- **What the task requires**
Please reproduce, word for word, the part of the FSDP pull request thread that opens with the words containing "The normal train" and closes with "will remain True.".

- **Selected passage**
+--

[FSDP] fix: fix for fsdp zero2 validation error #110139

Edwiv · 2023-09-27T04:24:06Z

Problem

When sharding_strategy is set to SHARD_GRAD_OP and forward_prefetch is turned on, the validation after the train has an incorrect weight shape.

Analyze

When using SHARD_GRAD_OP, the free_unsharded_flat_param in _post_forward_reshard is often False, so it does not set the handle's _prefetched flag to False after the forward.

The normal train phase sets this flag to False in the _post_backward_final_callback, and the validation phase doesn't execute the hook, so after the first iter of the validation is done, the flag of the handle of the prefetched will remain True.

This will cause the handle to skip the _unshard in the next _pre_forward_unshard, and the _prefetch_handle will not do a prefetch, which will result in an incorrect weight shape.

pytorch-bot · 2023-09-27T04:24:09Z

🔗 Helpful Links

🧪 See artifacts and rendered test results at hud.pytorch.org/pr/110139

📄 Preview Python docs built from this PR
📄 Preview C++ docs built from this PR
❓ Need help or want to give feedback on the CI? Visit the bot commands wiki or our office hours

Note: Links to docs will display an error until the docs builds have been completed.

+--

- **Provided material**
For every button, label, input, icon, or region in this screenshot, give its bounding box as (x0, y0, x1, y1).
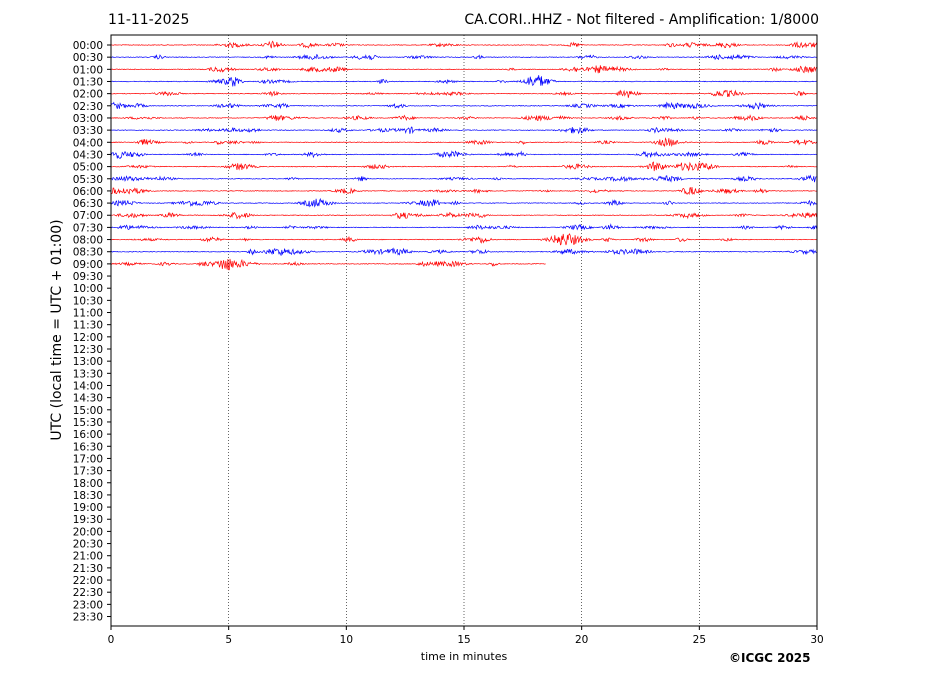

+--

- **Answer to the problem**
The normal train phase sets this flag to False in the _post_backward_final_callback, and the validation phase doesn't execute the hook, so after the first iter of the validation is done, the flag of the handle of the prefetched will remain True.